#### INSTRUCTIONS FOR THE TASK
Look through the material below and give the number of lines holding "faltantes", with no other words.

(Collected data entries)

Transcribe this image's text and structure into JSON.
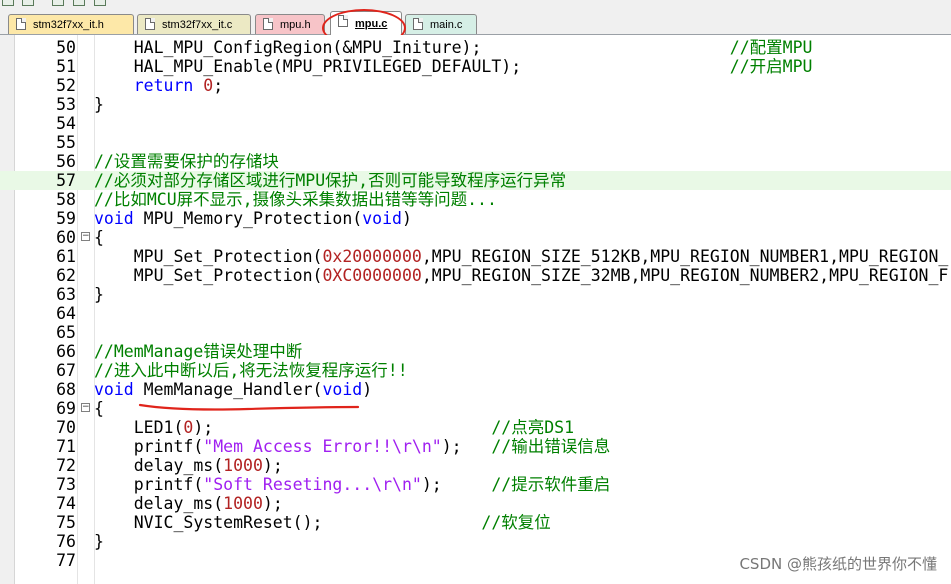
{
  "tabs": [
    {
      "label": "stm32f7xx_it.h",
      "bg": "#fde8a8",
      "active": false
    },
    {
      "label": "stm32f7xx_it.c",
      "bg": "#ece9c4",
      "active": false
    },
    {
      "label": "mpu.h",
      "bg": "#f7c4c8",
      "active": false
    },
    {
      "label": "mpu.c",
      "bg": "#ffffff",
      "active": true
    },
    {
      "label": "main.c",
      "bg": "#d6efe6",
      "active": false
    }
  ],
  "colors": {
    "keyword": "#0000ff",
    "number": "#b22222",
    "string": "#a020f0",
    "comment": "#008000",
    "highlight_line": "#e9f9e6",
    "annotation": "#e0241b"
  },
  "lines": [
    {
      "n": "50",
      "fold": "",
      "hl": false,
      "segs": [
        [
          "",
          "    HAL_MPU_ConfigRegion(&MPU_Initure);                         "
        ],
        [
          "cm",
          "//配置MPU"
        ]
      ]
    },
    {
      "n": "51",
      "fold": "",
      "hl": false,
      "segs": [
        [
          "",
          "    HAL_MPU_Enable(MPU_PRIVILEGED_DEFAULT);                     "
        ],
        [
          "cm",
          "//开启MPU"
        ]
      ]
    },
    {
      "n": "52",
      "fold": "",
      "hl": false,
      "segs": [
        [
          "",
          "    "
        ],
        [
          "kw",
          "return"
        ],
        [
          "",
          " "
        ],
        [
          "num",
          "0"
        ],
        [
          "",
          ";"
        ]
      ]
    },
    {
      "n": "53",
      "fold": "",
      "hl": false,
      "segs": [
        [
          "",
          "}"
        ]
      ]
    },
    {
      "n": "54",
      "fold": "",
      "hl": false,
      "segs": []
    },
    {
      "n": "55",
      "fold": "",
      "hl": false,
      "segs": []
    },
    {
      "n": "56",
      "fold": "",
      "hl": false,
      "segs": [
        [
          "cm",
          "//设置需要保护的存储块"
        ]
      ]
    },
    {
      "n": "57",
      "fold": "",
      "hl": true,
      "segs": [
        [
          "cm",
          "//必须对部分存储区域进行MPU保护,否则可能导致程序运行异常"
        ]
      ]
    },
    {
      "n": "58",
      "fold": "",
      "hl": false,
      "segs": [
        [
          "cm",
          "//比如MCU屏不显示,摄像头采集数据出错等等问题..."
        ]
      ]
    },
    {
      "n": "59",
      "fold": "",
      "hl": false,
      "segs": [
        [
          "kw",
          "void"
        ],
        [
          "",
          " MPU_Memory_Protection("
        ],
        [
          "kw",
          "void"
        ],
        [
          "",
          ")"
        ]
      ]
    },
    {
      "n": "60",
      "fold": "−",
      "hl": false,
      "segs": [
        [
          "",
          "{"
        ]
      ]
    },
    {
      "n": "61",
      "fold": "",
      "hl": false,
      "segs": [
        [
          "",
          "    MPU_Set_Protection("
        ],
        [
          "num",
          "0x20000000"
        ],
        [
          "",
          ",MPU_REGION_SIZE_512KB,MPU_REGION_NUMBER1,MPU_REGION_"
        ]
      ]
    },
    {
      "n": "62",
      "fold": "",
      "hl": false,
      "segs": [
        [
          "",
          "    MPU_Set_Protection("
        ],
        [
          "num",
          "0XC0000000"
        ],
        [
          "",
          ",MPU_REGION_SIZE_32MB,MPU_REGION_NUMBER2,MPU_REGION_F"
        ]
      ]
    },
    {
      "n": "63",
      "fold": "",
      "hl": false,
      "segs": [
        [
          "",
          "}"
        ]
      ]
    },
    {
      "n": "64",
      "fold": "",
      "hl": false,
      "segs": []
    },
    {
      "n": "65",
      "fold": "",
      "hl": false,
      "segs": []
    },
    {
      "n": "66",
      "fold": "",
      "hl": false,
      "segs": [
        [
          "cm",
          "//MemManage错误处理中断"
        ]
      ]
    },
    {
      "n": "67",
      "fold": "",
      "hl": false,
      "segs": [
        [
          "cm",
          "//进入此中断以后,将无法恢复程序运行!!"
        ]
      ]
    },
    {
      "n": "68",
      "fold": "",
      "hl": false,
      "segs": [
        [
          "kw",
          "void"
        ],
        [
          "",
          " MemManage_Handler("
        ],
        [
          "kw",
          "void"
        ],
        [
          "",
          ")"
        ]
      ]
    },
    {
      "n": "69",
      "fold": "−",
      "hl": false,
      "segs": [
        [
          "",
          "{"
        ]
      ]
    },
    {
      "n": "70",
      "fold": "",
      "hl": false,
      "segs": [
        [
          "",
          "    LED1("
        ],
        [
          "num",
          "0"
        ],
        [
          "",
          ");                            "
        ],
        [
          "cm",
          "//点亮DS1"
        ]
      ]
    },
    {
      "n": "71",
      "fold": "",
      "hl": false,
      "segs": [
        [
          "",
          "    printf("
        ],
        [
          "str",
          "\"Mem Access Error!!\\r\\n\""
        ],
        [
          "",
          ");   "
        ],
        [
          "cm",
          "//输出错误信息"
        ]
      ]
    },
    {
      "n": "72",
      "fold": "",
      "hl": false,
      "segs": [
        [
          "",
          "    delay_ms("
        ],
        [
          "num",
          "1000"
        ],
        [
          "",
          ");"
        ]
      ]
    },
    {
      "n": "73",
      "fold": "",
      "hl": false,
      "segs": [
        [
          "",
          "    printf("
        ],
        [
          "str",
          "\"Soft Reseting...\\r\\n\""
        ],
        [
          "",
          ");     "
        ],
        [
          "cm",
          "//提示软件重启"
        ]
      ]
    },
    {
      "n": "74",
      "fold": "",
      "hl": false,
      "segs": [
        [
          "",
          "    delay_ms("
        ],
        [
          "num",
          "1000"
        ],
        [
          "",
          ");"
        ]
      ]
    },
    {
      "n": "75",
      "fold": "",
      "hl": false,
      "segs": [
        [
          "",
          "    NVIC_SystemReset();                "
        ],
        [
          "cm",
          "//软复位"
        ]
      ]
    },
    {
      "n": "76",
      "fold": "",
      "hl": false,
      "segs": [
        [
          "",
          "}"
        ]
      ]
    },
    {
      "n": "77",
      "fold": "",
      "hl": false,
      "segs": []
    }
  ],
  "watermark": "CSDN @熊孩纸的世界你不懂"
}
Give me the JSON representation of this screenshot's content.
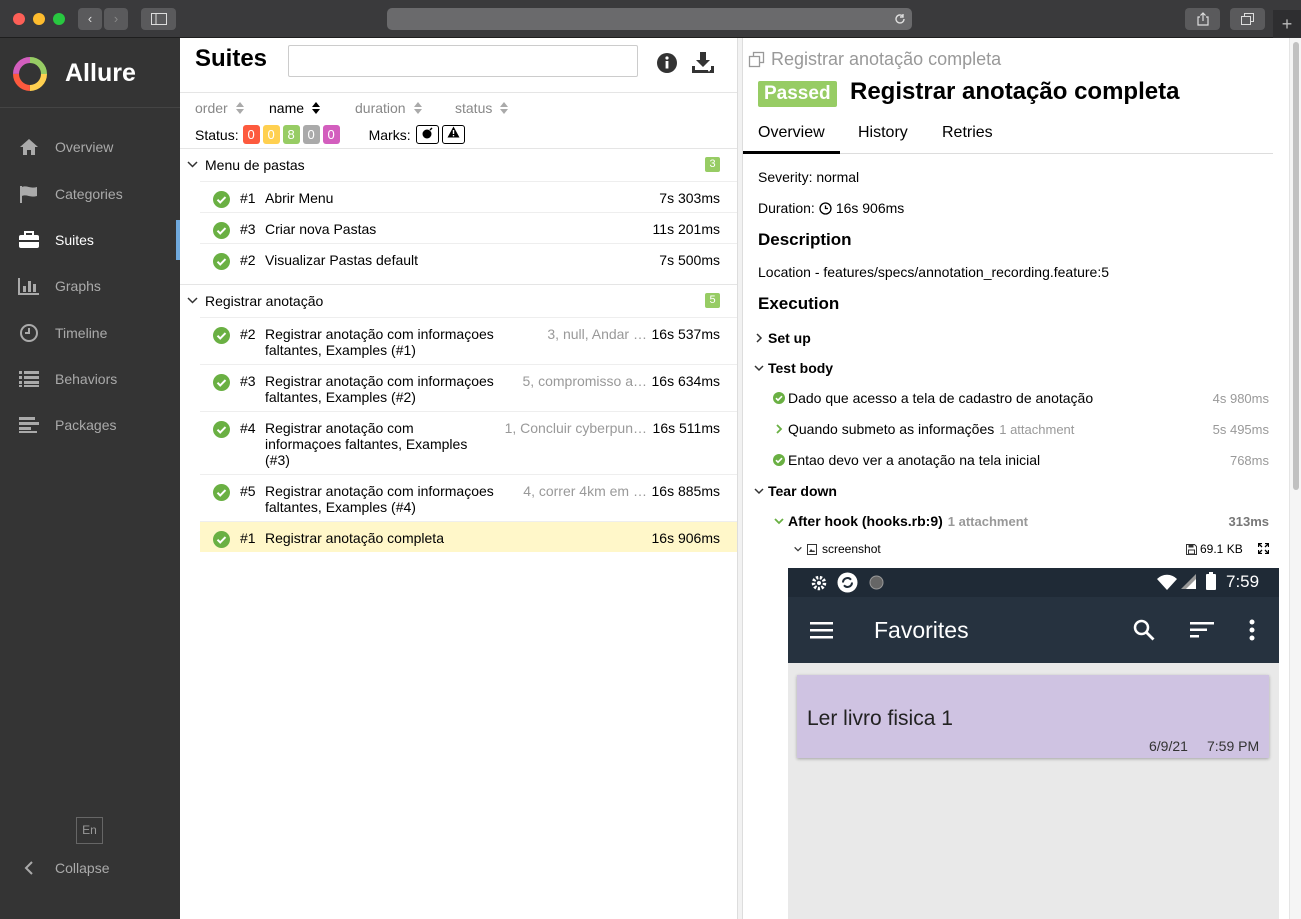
{
  "sidebar": {
    "app_name": "Allure",
    "items": [
      {
        "label": "Overview",
        "icon": "home-icon"
      },
      {
        "label": "Categories",
        "icon": "flag-icon"
      },
      {
        "label": "Suites",
        "icon": "briefcase-icon"
      },
      {
        "label": "Graphs",
        "icon": "bar-chart-icon"
      },
      {
        "label": "Timeline",
        "icon": "clock-icon"
      },
      {
        "label": "Behaviors",
        "icon": "list-icon"
      },
      {
        "label": "Packages",
        "icon": "align-left-icon"
      }
    ],
    "active": "Suites",
    "lang": "En",
    "collapse": "Collapse"
  },
  "suites": {
    "title": "Suites",
    "search_value": "",
    "sort": {
      "order": "order",
      "name": "name",
      "duration": "duration",
      "status": "status"
    },
    "status_label": "Status:",
    "status_counts": [
      {
        "value": "0",
        "color": "#fd5a3e"
      },
      {
        "value": "0",
        "color": "#ffd050"
      },
      {
        "value": "8",
        "color": "#97cc64"
      },
      {
        "value": "0",
        "color": "#aaaaaa"
      },
      {
        "value": "0",
        "color": "#d35ebe"
      }
    ],
    "marks_label": "Marks:",
    "groups": [
      {
        "name": "Menu de pastas",
        "count": "3",
        "rows": [
          {
            "num": "#1",
            "name": "Abrir Menu",
            "params": "",
            "duration": "7s 303ms"
          },
          {
            "num": "#3",
            "name": "Criar nova Pastas",
            "params": "",
            "duration": "11s 201ms"
          },
          {
            "num": "#2",
            "name": "Visualizar Pastas default",
            "params": "",
            "duration": "7s 500ms"
          }
        ]
      },
      {
        "name": "Registrar anotação",
        "count": "5",
        "rows": [
          {
            "num": "#2",
            "name": "Registrar anotação com informaçoes faltantes, Examples (#1)",
            "params": "3, null, Andar …",
            "duration": "16s 537ms"
          },
          {
            "num": "#3",
            "name": "Registrar anotação com informaçoes faltantes, Examples (#2)",
            "params": "5, compromisso a…",
            "duration": "16s 634ms"
          },
          {
            "num": "#4",
            "name": "Registrar anotação com informaçoes faltantes, Examples (#3)",
            "params": "1, Concluir cyberpun…",
            "duration": "16s 511ms"
          },
          {
            "num": "#5",
            "name": "Registrar anotação com informaçoes faltantes, Examples (#4)",
            "params": "4, correr 4km em …",
            "duration": "16s 885ms"
          },
          {
            "num": "#1",
            "name": "Registrar anotação completa",
            "params": "",
            "duration": "16s 906ms"
          }
        ]
      }
    ]
  },
  "detail": {
    "breadcrumb": "Registrar anotação completa",
    "status": "Passed",
    "title": "Registrar anotação completa",
    "tabs": [
      "Overview",
      "History",
      "Retries"
    ],
    "severity": "Severity: normal",
    "duration_label": "Duration:",
    "duration_value": "16s 906ms",
    "description_heading": "Description",
    "description": "Location - features/specs/annotation_recording.feature:5",
    "execution_heading": "Execution",
    "setup": "Set up",
    "test_body": "Test body",
    "steps": [
      {
        "name": "Dado que acesso a tela de cadastro de anotação",
        "attachment": "",
        "duration": "4s 980ms"
      },
      {
        "name": "Quando submeto as informações",
        "attachment": "1 attachment",
        "duration": "5s 495ms"
      },
      {
        "name": "Entao devo ver a anotação na tela inicial",
        "attachment": "",
        "duration": "768ms"
      }
    ],
    "tear_down": "Tear down",
    "after_hook": "After hook (hooks.rb:9)",
    "after_hook_attachment": "1 attachment",
    "after_hook_duration": "313ms",
    "screenshot_label": "screenshot",
    "screenshot_size": "69.1 KB",
    "phone": {
      "time": "7:59",
      "toolbar_title": "Favorites",
      "card_title": "Ler livro fisica 1",
      "card_date": "6/9/21",
      "card_time": "7:59 PM"
    }
  }
}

#### SOLUTION
4